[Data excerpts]
((

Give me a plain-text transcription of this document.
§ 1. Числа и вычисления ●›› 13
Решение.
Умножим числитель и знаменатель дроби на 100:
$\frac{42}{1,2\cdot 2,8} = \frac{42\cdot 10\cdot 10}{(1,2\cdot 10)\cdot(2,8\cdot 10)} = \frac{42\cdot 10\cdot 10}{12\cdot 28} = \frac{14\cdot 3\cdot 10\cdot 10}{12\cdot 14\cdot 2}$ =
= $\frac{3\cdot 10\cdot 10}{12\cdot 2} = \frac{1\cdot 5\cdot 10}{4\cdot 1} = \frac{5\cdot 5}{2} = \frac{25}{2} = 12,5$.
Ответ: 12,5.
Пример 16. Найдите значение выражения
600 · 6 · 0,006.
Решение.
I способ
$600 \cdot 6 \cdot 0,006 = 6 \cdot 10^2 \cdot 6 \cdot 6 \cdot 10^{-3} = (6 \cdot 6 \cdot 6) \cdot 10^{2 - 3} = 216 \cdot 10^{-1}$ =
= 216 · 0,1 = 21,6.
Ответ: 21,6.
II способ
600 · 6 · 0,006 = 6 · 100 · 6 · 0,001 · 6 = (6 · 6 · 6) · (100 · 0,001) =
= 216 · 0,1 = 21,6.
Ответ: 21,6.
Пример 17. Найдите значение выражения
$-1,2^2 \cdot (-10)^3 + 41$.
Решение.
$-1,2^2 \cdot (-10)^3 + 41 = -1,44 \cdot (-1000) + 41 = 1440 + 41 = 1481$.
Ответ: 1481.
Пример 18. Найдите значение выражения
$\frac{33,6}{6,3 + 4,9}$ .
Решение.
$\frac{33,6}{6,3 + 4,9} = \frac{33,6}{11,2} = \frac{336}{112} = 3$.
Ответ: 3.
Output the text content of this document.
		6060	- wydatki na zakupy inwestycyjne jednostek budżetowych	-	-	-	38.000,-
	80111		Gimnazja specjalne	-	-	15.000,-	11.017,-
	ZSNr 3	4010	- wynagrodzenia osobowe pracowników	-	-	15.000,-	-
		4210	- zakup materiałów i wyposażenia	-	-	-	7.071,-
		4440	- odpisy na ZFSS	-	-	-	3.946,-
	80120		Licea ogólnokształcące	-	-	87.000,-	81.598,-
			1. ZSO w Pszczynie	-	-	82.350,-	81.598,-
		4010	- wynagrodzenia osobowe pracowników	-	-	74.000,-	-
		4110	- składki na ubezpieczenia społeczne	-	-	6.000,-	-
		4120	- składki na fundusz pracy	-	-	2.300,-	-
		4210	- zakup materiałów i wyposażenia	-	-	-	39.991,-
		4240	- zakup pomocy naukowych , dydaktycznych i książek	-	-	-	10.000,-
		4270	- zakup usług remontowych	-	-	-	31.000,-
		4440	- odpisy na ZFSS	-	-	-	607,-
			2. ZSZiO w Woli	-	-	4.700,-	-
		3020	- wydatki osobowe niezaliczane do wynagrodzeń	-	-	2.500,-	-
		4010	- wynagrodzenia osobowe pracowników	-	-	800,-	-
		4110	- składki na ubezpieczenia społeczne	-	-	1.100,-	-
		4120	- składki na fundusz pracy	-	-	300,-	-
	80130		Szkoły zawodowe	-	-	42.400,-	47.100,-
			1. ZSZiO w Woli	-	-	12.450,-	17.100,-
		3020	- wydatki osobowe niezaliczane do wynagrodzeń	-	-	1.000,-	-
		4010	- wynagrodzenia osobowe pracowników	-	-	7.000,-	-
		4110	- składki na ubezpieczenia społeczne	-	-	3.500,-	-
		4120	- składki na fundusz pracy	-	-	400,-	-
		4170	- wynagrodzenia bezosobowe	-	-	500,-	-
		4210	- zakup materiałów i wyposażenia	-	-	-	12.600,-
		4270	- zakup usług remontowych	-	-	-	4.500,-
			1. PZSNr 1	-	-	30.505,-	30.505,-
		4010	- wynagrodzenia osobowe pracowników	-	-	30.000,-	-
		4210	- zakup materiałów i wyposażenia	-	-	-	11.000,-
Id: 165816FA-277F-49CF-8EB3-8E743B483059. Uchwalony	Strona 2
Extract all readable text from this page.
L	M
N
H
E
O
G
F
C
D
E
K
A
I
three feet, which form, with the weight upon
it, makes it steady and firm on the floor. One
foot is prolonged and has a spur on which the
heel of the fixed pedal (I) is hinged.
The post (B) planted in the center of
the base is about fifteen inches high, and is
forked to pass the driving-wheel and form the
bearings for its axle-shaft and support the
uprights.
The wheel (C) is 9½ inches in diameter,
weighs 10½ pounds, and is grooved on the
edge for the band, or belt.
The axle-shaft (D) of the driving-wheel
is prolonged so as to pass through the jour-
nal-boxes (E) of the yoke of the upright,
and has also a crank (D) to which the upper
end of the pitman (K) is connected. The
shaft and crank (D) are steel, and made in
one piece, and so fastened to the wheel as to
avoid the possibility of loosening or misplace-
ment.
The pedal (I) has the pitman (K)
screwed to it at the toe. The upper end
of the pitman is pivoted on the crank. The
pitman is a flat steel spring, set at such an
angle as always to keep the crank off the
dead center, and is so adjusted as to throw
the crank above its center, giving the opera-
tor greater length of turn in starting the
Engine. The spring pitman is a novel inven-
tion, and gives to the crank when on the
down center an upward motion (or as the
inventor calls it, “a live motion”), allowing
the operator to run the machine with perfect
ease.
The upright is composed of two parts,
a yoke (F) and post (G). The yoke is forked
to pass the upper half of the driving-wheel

))

__Task to complete__: Each record above should be output again exactly.

__Output for this task__:
Give me a plain-text transcription of this document.
§ 1. Числа и вычисления ●›› 13
Решение.
Умножим числитель и знаменатель дроби на 100:
$\frac{42}{1,2\cdot 2,8} = \frac{42\cdot 10\cdot 10}{(1,2\cdot 10)\cdot(2,8\cdot 10)} = \frac{42\cdot 10\cdot 10}{12\cdot 28} = \frac{14\cdot 3\cdot 10\cdot 10}{12\cdot 14\cdot 2}$ =
= $\frac{3\cdot 10\cdot 10}{12\cdot 2} = \frac{1\cdot 5\cdot 10}{4\cdot 1} = \frac{5\cdot 5}{2} = \frac{25}{2} = 12,5$.
Ответ: 12,5.
Пример 16. Найдите значение выражения
600 · 6 · 0,006.
Решение.
I способ
$600 \cdot 6 \cdot 0,006 = 6 \cdot 10^2 \cdot 6 \cdot 6 \cdot 10^{-3} = (6 \cdot 6 \cdot 6) \cdot 10^{2 - 3} = 216 \cdot 10^{-1}$ =
= 216 · 0,1 = 21,6.
Ответ: 21,6.
II способ
600 · 6 · 0,006 = 6 · 100 · 6 · 0,001 · 6 = (6 · 6 · 6) · (100 · 0,001) =
= 216 · 0,1 = 21,6.
Ответ: 21,6.
Пример 17. Найдите значение выражения
$-1,2^2 \cdot (-10)^3 + 41$.
Решение.
$-1,2^2 \cdot (-10)^3 + 41 = -1,44 \cdot (-1000) + 41 = 1440 + 41 = 1481$.
Ответ: 1481.
Пример 18. Найдите значение выражения
$\frac{33,6}{6,3 + 4,9}$ .
Решение.
$\frac{33,6}{6,3 + 4,9} = \frac{33,6}{11,2} = \frac{336}{112} = 3$.
Ответ: 3.
Output the text content of this document.
		6060	- wydatki na zakupy inwestycyjne jednostek budżetowych	-	-	-	38.000,-
	80111		Gimnazja specjalne	-	-	15.000,-	11.017,-
	ZSNr 3	4010	- wynagrodzenia osobowe pracowników	-	-	15.000,-	-
		4210	- zakup materiałów i wyposażenia	-	-	-	7.071,-
		4440	- odpisy na ZFSS	-	-	-	3.946,-
	80120		Licea ogólnokształcące	-	-	87.000,-	81.598,-
			1. ZSO w Pszczynie	-	-	82.350,-	81.598,-
		4010	- wynagrodzenia osobowe pracowników	-	-	74.000,-	-
		4110	- składki na ubezpieczenia społeczne	-	-	6.000,-	-
		4120	- składki na fundusz pracy	-	-	2.300,-	-
		4210	- zakup materiałów i wyposażenia	-	-	-	39.991,-
		4240	- zakup pomocy naukowych , dydaktycznych i książek	-	-	-	10.000,-
		4270	- zakup usług remontowych	-	-	-	31.000,-
		4440	- odpisy na ZFSS	-	-	-	607,-
			2. ZSZiO w Woli	-	-	4.700,-	-
		3020	- wydatki osobowe niezaliczane do wynagrodzeń	-	-	2.500,-	-
		4010	- wynagrodzenia osobowe pracowników	-	-	800,-	-
		4110	- składki na ubezpieczenia społeczne	-	-	1.100,-	-
		4120	- składki na fundusz pracy	-	-	300,-	-
	80130		Szkoły zawodowe	-	-	42.400,-	47.100,-
			1. ZSZiO w Woli	-	-	12.450,-	17.100,-
		3020	- wydatki osobowe niezaliczane do wynagrodzeń	-	-	1.000,-	-
		4010	- wynagrodzenia osobowe pracowników	-	-	7.000,-	-
		4110	- składki na ubezpieczenia społeczne	-	-	3.500,-	-
		4120	- składki na fundusz pracy	-	-	400,-	-
		4170	- wynagrodzenia bezosobowe	-	-	500,-	-
		4210	- zakup materiałów i wyposażenia	-	-	-	12.600,-
		4270	- zakup usług remontowych	-	-	-	4.500,-
			1. PZSNr 1	-	-	30.505,-	30.505,-
		4010	- wynagrodzenia osobowe pracowników	-	-	30.000,-	-
		4210	- zakup materiałów i wyposażenia	-	-	-	11.000,-
Id: 165816FA-277F-49CF-8EB3-8E743B483059. Uchwalony	Strona 2
Extract all readable text from this page.
L	M
N
H
E
O
G
F
C
D
E
K
A
I
three feet, which form, with the weight upon
it, makes it steady and firm on the floor. One
foot is prolonged and has a spur on which the
heel of the fixed pedal (I) is hinged.
The post (B) planted in the center of
the base is about fifteen inches high, and is
forked to pass the driving-wheel and form the
bearings for its axle-shaft and support the
uprights.
The wheel (C) is 9½ inches in diameter,
weighs 10½ pounds, and is grooved on the
edge for the band, or belt.
The axle-shaft (D) of the driving-wheel
is prolonged so as to pass through the jour-
nal-boxes (E) of the yoke of the upright,
and has also a crank (D) to which the upper
end of the pitman (K) is connected. The
shaft and crank (D) are steel, and made in
one piece, and so fastened to the wheel as to
avoid the possibility of loosening or misplace-
ment.
The pedal (I) has the pitman (K)
screwed to it at the toe. The upper end
of the pitman is pivoted on the crank. The
pitman is a flat steel spring, set at such an
angle as always to keep the crank off the
dead center, and is so adjusted as to throw
the crank above its center, giving the opera-
tor greater length of turn in starting the
Engine. The spring pitman is a novel inven-
tion, and gives to the crank when on the
down center an upward motion (or as the
inventor calls it, “a live motion”), allowing
the operator to run the machine with perfect
ease.
The upright is composed of two parts,
a yoke (F) and post (G). The yoke is forked
to pass the upper half of the driving-wheel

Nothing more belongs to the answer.